# EXERCISE DIRECTIONS
Return all of the lines below exactly as they are.

# STORED ROWS

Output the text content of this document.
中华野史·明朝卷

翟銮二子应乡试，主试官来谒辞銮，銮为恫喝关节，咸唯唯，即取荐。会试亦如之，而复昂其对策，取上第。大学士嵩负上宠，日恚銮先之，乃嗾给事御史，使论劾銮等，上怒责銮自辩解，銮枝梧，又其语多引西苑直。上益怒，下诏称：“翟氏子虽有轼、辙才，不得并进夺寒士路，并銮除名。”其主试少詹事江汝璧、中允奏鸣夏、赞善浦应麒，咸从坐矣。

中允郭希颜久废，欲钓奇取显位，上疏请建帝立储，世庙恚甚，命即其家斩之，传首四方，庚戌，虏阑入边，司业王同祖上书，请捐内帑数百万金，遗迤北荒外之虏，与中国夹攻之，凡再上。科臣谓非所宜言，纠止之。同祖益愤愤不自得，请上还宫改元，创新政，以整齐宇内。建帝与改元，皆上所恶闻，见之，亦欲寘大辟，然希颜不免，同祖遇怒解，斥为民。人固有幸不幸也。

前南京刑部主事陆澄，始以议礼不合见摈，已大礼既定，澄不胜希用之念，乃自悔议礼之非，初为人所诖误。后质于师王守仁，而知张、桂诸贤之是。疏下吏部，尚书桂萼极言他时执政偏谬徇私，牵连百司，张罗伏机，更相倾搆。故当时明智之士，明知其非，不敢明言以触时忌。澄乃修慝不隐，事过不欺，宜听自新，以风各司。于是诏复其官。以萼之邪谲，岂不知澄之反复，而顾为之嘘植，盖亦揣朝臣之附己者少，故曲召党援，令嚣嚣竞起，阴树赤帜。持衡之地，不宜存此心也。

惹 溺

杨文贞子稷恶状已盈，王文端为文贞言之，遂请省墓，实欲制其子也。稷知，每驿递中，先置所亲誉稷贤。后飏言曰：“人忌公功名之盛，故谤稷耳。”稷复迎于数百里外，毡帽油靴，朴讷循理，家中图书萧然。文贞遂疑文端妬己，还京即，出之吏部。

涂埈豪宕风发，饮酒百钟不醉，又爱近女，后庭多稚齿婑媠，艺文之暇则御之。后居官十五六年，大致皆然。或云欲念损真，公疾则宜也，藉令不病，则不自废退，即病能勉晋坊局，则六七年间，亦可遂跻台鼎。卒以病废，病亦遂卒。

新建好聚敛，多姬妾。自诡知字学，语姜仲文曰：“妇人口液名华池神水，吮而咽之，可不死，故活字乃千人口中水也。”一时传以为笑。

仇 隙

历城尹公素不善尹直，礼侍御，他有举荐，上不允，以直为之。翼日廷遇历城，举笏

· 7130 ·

# RESPONSE TO THE TASK
Output the text content of this document.
中华野史·明朝卷

翟銮二子应乡试，主试官来谒辞銮，銮为恫喝关节，咸唯唯，即取荐。会试亦如之，而复昂其对策，取上第。大学士嵩负上宠，日恚銮先之，乃嗾给事御史，使论劾銮等，上怒责銮自辩解，銮枝梧，又其语多引西苑直。上益怒，下诏称：“翟氏子虽有轼、辙才，不得并进夺寒士路，并銮除名。”其主试少詹事江汝璧、中允奏鸣夏、赞善浦应麒，咸从坐矣。

中允郭希颜久废，欲钓奇取显位，上疏请建帝立储，世庙恚甚，命即其家斩之，传首四方，庚戌，虏阑入边，司业王同祖上书，请捐内帑数百万金，遗迤北荒外之虏，与中国夹攻之，凡再上。科臣谓非所宜言，纠止之。同祖益愤愤不自得，请上还宫改元，创新政，以整齐宇内。建帝与改元，皆上所恶闻，见之，亦欲寘大辟，然希颜不免，同祖遇怒解，斥为民。人固有幸不幸也。

前南京刑部主事陆澄，始以议礼不合见摈，已大礼既定，澄不胜希用之念，乃自悔议礼之非，初为人所诖误。后质于师王守仁，而知张、桂诸贤之是。疏下吏部，尚书桂萼极言他时执政偏谬徇私，牵连百司，张罗伏机，更相倾搆。故当时明智之士，明知其非，不敢明言以触时忌。澄乃修慝不隐，事过不欺，宜听自新，以风各司。于是诏复其官。以萼之邪谲，岂不知澄之反复，而顾为之嘘植，盖亦揣朝臣之附己者少，故曲召党援，令嚣嚣竞起，阴树赤帜。持衡之地，不宜存此心也。

惹 溺

杨文贞子稷恶状已盈，王文端为文贞言之，遂请省墓，实欲制其子也。稷知，每驿递中，先置所亲誉稷贤。后飏言曰：“人忌公功名之盛，故谤稷耳。”稷复迎于数百里外，毡帽油靴，朴讷循理，家中图书萧然。文贞遂疑文端妬己，还京即，出之吏部。

涂埈豪宕风发，饮酒百钟不醉，又爱近女，后庭多稚齿婑媠，艺文之暇则御之。后居官十五六年，大致皆然。或云欲念损真，公疾则宜也，藉令不病，则不自废退，即病能勉晋坊局，则六七年间，亦可遂跻台鼎。卒以病废，病亦遂卒。

新建好聚敛，多姬妾。自诡知字学，语姜仲文曰：“妇人口液名华池神水，吮而咽之，可不死，故活字乃千人口中水也。”一时传以为笑。

仇 隙

历城尹公素不善尹直，礼侍御，他有举荐，上不允，以直为之。翼日廷遇历城，举笏

· 7130 ·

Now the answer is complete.